# Start of Dataset content

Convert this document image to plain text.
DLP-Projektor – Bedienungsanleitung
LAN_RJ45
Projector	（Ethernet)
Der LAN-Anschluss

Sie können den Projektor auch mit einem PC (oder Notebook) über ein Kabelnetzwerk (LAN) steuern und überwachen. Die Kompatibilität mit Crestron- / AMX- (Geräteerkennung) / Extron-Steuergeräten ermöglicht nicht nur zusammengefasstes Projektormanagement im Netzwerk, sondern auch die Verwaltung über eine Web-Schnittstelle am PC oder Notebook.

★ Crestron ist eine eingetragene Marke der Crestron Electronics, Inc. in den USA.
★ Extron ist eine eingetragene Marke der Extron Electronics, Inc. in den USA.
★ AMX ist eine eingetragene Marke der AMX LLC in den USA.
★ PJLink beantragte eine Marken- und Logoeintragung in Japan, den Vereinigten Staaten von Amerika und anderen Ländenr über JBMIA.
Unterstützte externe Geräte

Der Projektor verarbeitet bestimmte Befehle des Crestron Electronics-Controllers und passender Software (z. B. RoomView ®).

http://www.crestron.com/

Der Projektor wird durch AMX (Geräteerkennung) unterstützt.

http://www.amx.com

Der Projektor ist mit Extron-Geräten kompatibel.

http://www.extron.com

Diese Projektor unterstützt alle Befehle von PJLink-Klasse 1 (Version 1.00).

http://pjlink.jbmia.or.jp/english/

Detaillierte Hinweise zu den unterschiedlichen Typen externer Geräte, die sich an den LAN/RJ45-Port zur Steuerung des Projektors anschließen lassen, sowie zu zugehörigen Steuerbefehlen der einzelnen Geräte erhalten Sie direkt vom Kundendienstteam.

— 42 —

# End of Dataset content

### Problem statement
Locate all lines in the listing above with the word "Geräteerkennung" and copy them.

### Solution below
Sie können den Projektor auch mit einem PC (oder Notebook) über ein Kabelnetzwerk (LAN) steuern und überwachen. Die Kompatibilität mit Crestron- / AMX- (Geräteerkennung) / Extron-Steuergeräten ermöglicht nicht nur zusammengefasstes Projektormanagement im Netzwerk, sondern auch die Verwaltung über eine Web-Schnittstelle am PC oder Notebook.
Der Projektor wird durch AMX (Geräteerkennung) unterstützt.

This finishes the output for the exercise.